(Dataset records)
┄┄┄┄┄┄┄┄┄┄

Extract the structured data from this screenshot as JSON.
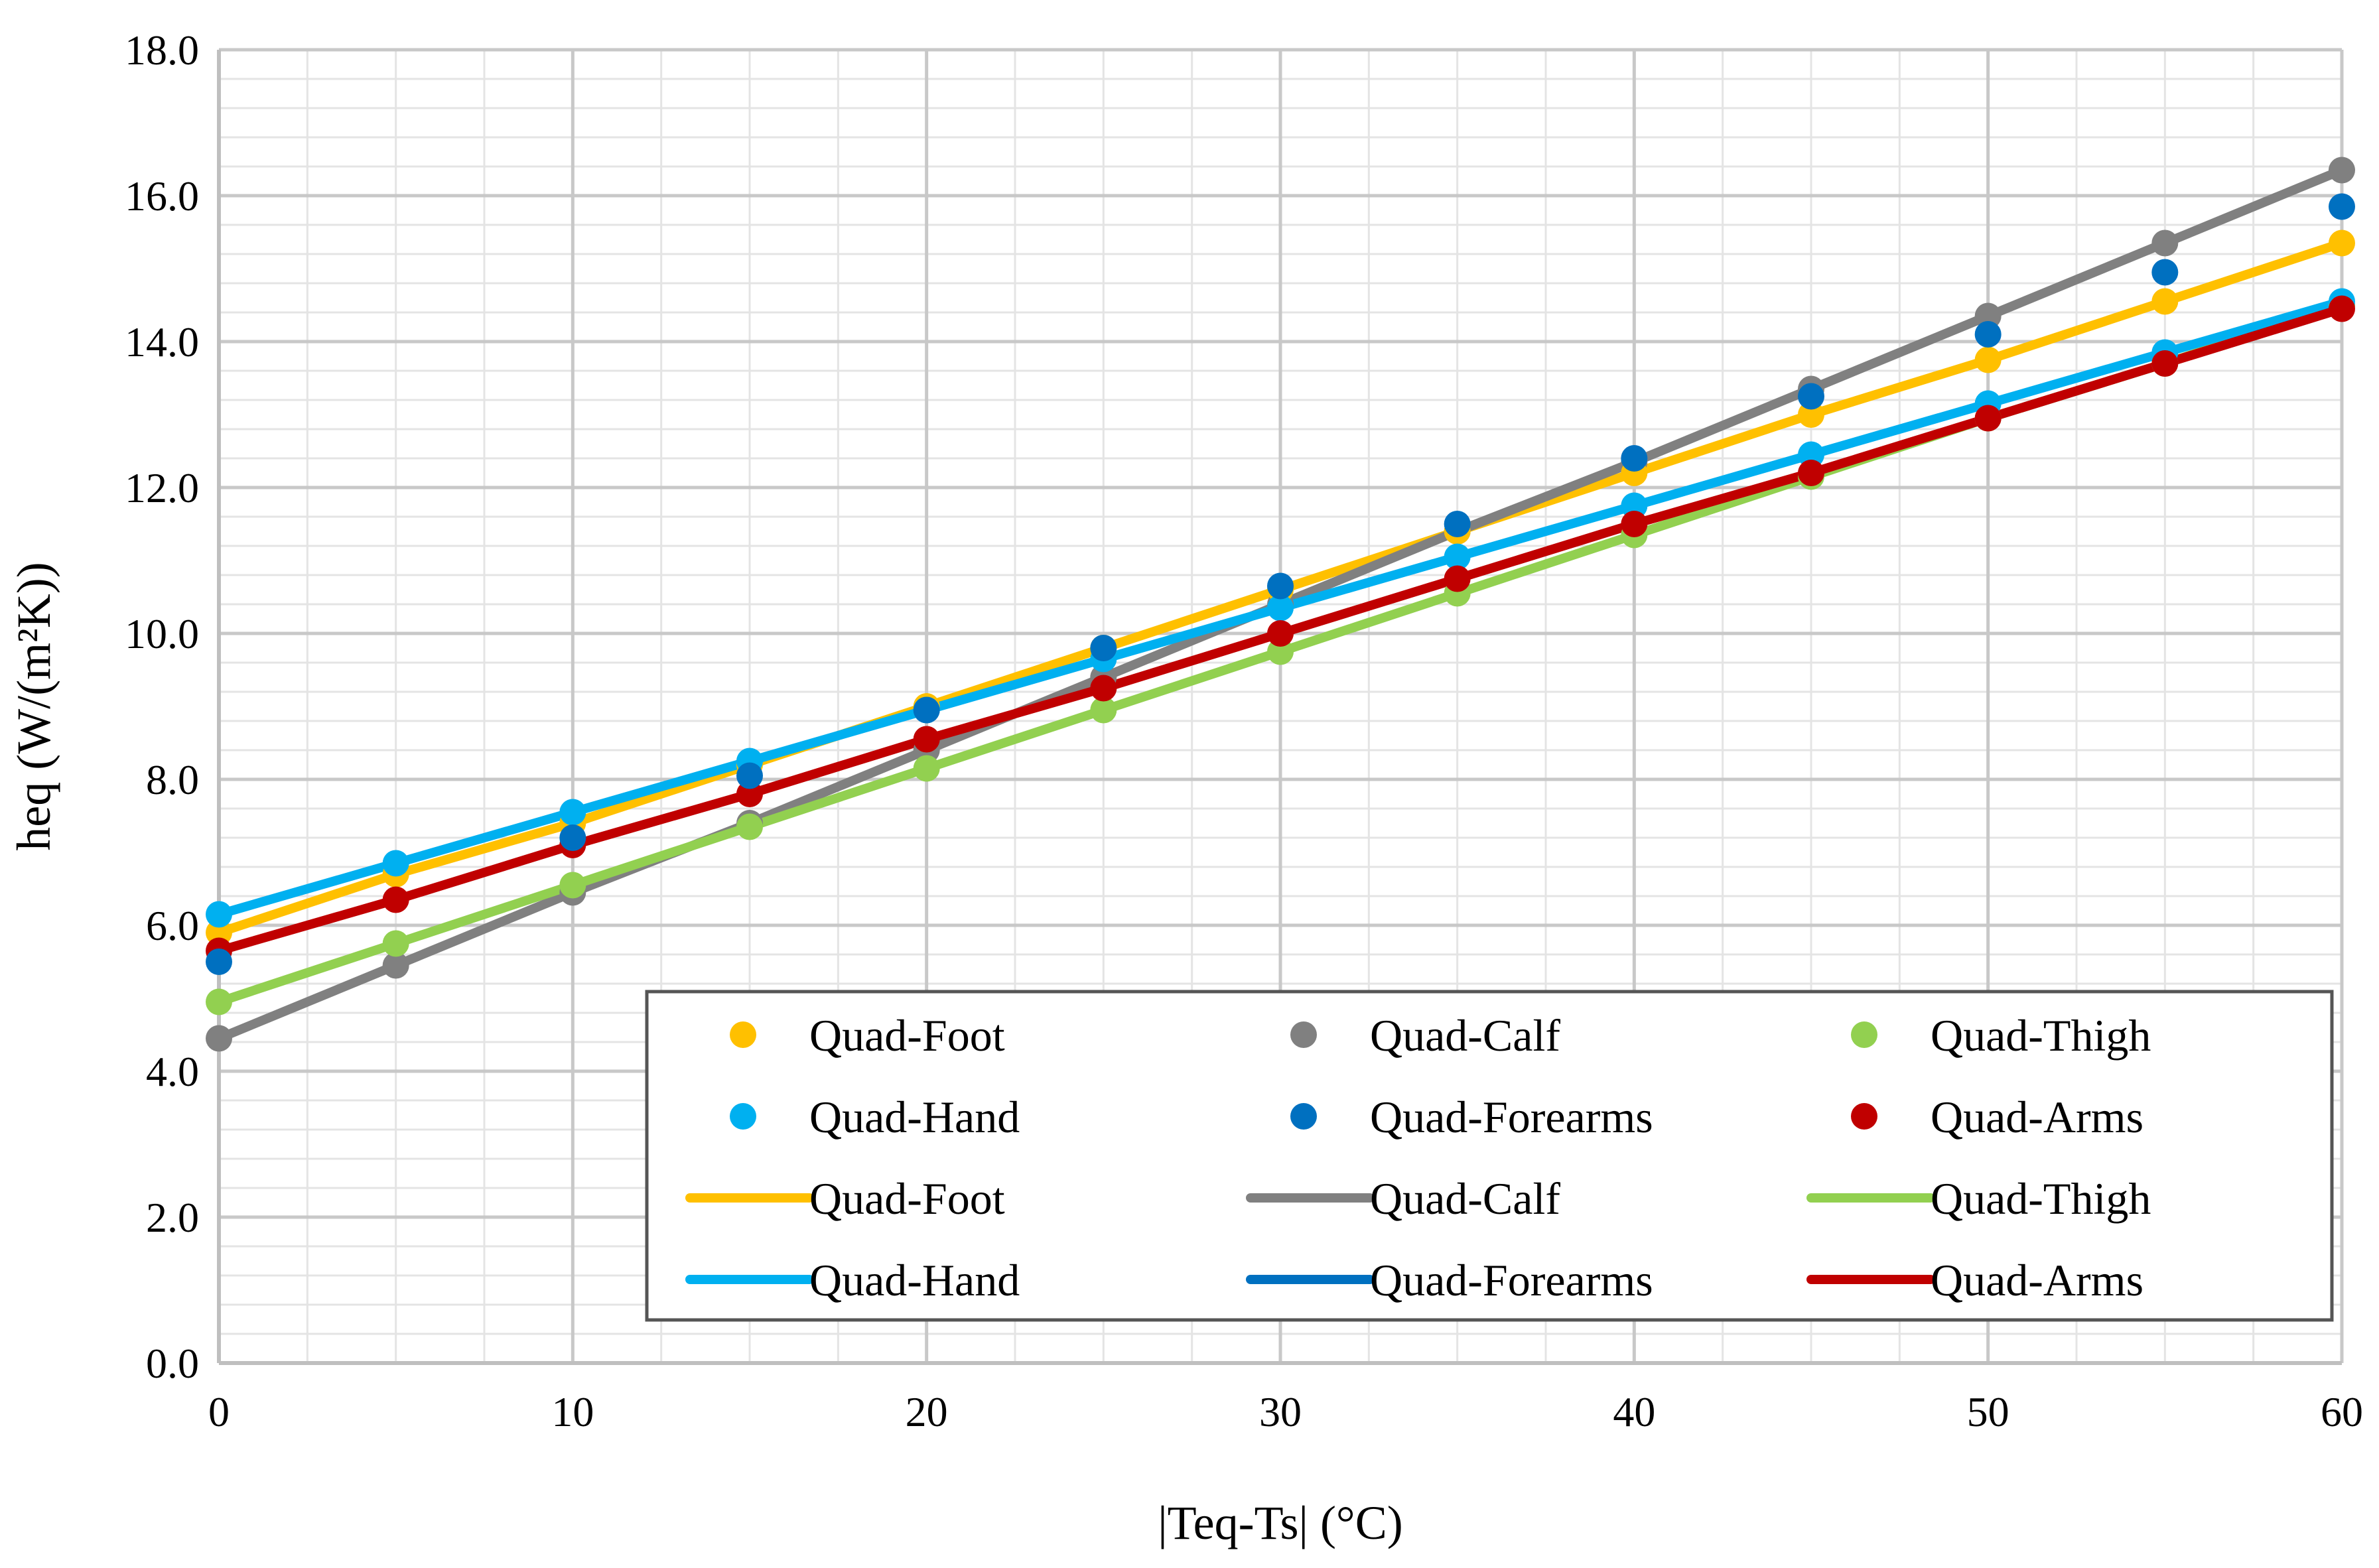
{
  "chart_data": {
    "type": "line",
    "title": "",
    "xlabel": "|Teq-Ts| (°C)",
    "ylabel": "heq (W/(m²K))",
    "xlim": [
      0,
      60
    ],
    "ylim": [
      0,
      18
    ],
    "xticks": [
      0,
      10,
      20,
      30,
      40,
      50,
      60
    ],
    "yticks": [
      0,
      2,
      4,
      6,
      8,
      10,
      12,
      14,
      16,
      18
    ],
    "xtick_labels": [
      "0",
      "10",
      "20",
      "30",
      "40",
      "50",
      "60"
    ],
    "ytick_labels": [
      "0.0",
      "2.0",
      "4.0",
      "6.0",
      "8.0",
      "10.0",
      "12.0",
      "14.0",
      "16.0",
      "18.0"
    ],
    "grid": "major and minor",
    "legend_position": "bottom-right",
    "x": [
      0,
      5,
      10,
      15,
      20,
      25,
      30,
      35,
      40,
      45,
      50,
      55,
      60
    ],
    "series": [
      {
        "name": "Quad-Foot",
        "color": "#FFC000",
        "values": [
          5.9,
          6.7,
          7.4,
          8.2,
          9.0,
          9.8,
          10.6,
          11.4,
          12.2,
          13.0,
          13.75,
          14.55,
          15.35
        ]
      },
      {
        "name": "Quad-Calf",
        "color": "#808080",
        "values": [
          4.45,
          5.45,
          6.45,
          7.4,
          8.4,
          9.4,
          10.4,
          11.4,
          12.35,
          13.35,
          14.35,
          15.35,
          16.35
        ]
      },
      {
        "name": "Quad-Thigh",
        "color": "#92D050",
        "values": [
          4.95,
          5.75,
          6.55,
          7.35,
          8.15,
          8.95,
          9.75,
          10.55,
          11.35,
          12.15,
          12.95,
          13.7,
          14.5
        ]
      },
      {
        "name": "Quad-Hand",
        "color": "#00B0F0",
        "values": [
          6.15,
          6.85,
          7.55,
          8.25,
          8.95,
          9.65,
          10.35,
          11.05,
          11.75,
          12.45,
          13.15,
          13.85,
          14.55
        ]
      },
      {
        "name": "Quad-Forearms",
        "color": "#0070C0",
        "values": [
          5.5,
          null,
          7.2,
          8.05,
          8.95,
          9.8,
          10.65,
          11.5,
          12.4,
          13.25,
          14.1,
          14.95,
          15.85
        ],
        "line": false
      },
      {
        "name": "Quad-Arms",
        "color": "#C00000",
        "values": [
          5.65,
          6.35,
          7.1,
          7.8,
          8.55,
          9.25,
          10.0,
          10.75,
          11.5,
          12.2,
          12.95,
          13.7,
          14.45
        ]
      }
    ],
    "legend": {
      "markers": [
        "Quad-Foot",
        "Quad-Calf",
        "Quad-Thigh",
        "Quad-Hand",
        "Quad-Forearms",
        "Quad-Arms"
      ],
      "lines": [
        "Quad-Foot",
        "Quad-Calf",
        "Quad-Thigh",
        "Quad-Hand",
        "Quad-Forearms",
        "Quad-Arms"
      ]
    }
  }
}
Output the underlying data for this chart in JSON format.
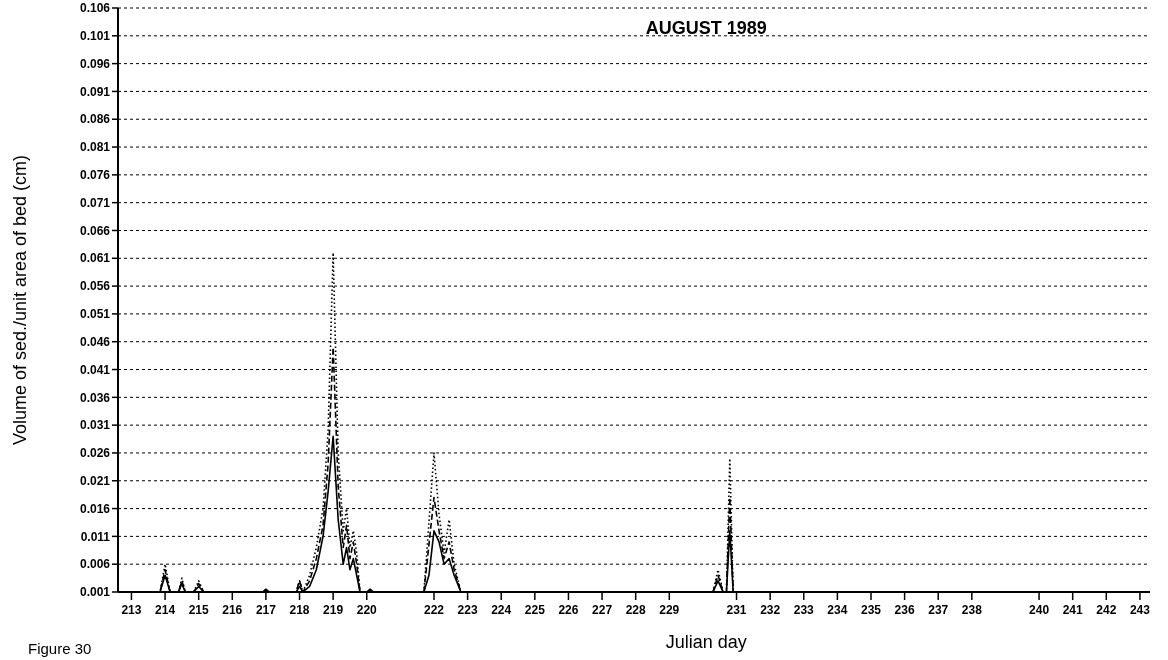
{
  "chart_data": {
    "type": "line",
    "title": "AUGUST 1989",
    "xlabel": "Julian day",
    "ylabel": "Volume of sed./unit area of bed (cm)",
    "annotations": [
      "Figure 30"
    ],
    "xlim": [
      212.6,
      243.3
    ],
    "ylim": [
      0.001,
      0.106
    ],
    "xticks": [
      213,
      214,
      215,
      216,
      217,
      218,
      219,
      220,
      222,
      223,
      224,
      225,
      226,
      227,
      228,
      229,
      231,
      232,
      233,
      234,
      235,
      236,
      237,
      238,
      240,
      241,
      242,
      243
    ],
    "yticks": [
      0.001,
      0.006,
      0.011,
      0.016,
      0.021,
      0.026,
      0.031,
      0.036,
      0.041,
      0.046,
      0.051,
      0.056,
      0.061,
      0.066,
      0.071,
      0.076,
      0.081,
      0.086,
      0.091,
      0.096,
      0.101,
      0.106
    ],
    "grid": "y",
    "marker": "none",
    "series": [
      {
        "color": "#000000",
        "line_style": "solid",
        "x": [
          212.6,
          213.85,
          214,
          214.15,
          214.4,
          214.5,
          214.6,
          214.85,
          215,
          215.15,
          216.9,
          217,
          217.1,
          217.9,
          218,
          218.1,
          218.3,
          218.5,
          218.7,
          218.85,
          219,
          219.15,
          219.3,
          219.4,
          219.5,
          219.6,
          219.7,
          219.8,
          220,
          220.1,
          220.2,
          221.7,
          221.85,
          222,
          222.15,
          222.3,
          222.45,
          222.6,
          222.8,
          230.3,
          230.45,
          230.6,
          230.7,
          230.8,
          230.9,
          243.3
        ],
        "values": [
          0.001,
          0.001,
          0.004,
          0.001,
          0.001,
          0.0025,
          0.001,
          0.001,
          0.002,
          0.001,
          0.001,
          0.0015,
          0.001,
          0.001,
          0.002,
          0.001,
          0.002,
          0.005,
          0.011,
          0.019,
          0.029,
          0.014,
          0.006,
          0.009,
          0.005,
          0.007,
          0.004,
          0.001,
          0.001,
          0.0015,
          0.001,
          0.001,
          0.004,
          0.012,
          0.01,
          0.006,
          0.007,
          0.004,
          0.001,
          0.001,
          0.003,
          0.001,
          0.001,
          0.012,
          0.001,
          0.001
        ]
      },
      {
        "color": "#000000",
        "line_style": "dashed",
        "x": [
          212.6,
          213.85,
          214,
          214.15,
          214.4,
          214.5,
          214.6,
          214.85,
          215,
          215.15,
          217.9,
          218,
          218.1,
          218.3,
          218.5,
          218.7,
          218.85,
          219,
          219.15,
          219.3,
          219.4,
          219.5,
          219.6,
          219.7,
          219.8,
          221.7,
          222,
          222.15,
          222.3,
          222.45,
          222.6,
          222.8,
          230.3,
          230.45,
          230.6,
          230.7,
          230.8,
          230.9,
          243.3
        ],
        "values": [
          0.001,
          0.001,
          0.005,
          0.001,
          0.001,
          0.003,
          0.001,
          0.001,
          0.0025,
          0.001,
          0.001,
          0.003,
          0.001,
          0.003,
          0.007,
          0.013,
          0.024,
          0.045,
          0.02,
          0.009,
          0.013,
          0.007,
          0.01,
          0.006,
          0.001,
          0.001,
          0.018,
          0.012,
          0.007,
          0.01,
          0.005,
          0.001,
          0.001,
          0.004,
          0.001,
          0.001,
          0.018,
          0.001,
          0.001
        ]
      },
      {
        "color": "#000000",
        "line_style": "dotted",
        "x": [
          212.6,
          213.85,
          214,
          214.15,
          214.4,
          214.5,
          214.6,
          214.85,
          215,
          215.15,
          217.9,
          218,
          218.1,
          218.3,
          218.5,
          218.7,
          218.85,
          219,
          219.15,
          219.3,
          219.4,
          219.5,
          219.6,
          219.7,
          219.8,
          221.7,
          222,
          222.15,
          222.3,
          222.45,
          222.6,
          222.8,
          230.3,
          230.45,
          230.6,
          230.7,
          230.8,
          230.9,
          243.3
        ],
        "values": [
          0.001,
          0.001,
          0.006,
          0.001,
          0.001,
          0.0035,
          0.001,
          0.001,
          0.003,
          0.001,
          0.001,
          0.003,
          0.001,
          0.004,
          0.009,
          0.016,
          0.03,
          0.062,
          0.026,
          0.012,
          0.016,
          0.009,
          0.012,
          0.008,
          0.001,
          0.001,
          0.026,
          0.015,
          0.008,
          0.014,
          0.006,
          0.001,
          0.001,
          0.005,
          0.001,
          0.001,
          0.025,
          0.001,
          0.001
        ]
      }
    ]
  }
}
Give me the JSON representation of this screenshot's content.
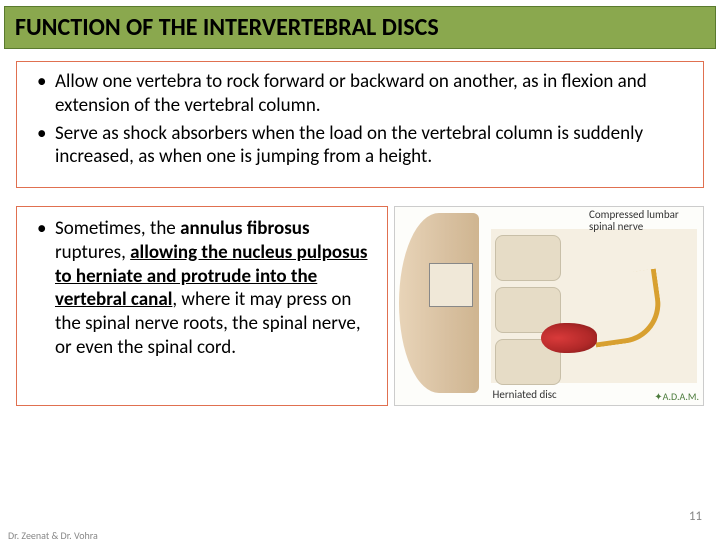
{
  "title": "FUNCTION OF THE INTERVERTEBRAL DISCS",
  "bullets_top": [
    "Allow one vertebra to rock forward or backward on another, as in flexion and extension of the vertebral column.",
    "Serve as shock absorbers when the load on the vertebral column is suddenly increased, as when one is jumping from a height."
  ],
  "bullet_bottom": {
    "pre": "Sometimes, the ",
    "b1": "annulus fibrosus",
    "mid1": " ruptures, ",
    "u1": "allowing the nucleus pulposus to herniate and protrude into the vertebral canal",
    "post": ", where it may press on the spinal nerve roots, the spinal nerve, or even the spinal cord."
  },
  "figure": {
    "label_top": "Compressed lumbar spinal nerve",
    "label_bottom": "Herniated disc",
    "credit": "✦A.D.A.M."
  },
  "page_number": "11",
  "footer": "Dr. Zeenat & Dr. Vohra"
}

┄┄┄┄┄┄┄┄┄┄

# PROBLEM DESCRIPTION:
Print again, word for word, every line from the line with "Give me the" to the final line of the records, inclusive; skip the pictures.

# COMPLETED TASK:
Give me the JSON representation of this screenshot's content.
{
  "title": "FUNCTION OF THE INTERVERTEBRAL DISCS",
  "bullets_top": [
    "Allow one vertebra to rock forward or backward on another, as in flexion and extension of the vertebral column.",
    "Serve as shock absorbers when the load on the vertebral column is suddenly increased, as when one is jumping from a height."
  ],
  "bullet_bottom": {
    "pre": "Sometimes, the ",
    "b1": "annulus fibrosus",
    "mid1": " ruptures, ",
    "u1": "allowing the nucleus pulposus to herniate and protrude into the vertebral canal",
    "post": ", where it may press on the spinal nerve roots, the spinal nerve, or even the spinal cord."
  },
  "figure": {
    "label_top": "Compressed lumbar spinal nerve",
    "label_bottom": "Herniated disc",
    "credit": "✦A.D.A.M."
  },
  "page_number": "11",
  "footer": "Dr. Zeenat & Dr. Vohra"
}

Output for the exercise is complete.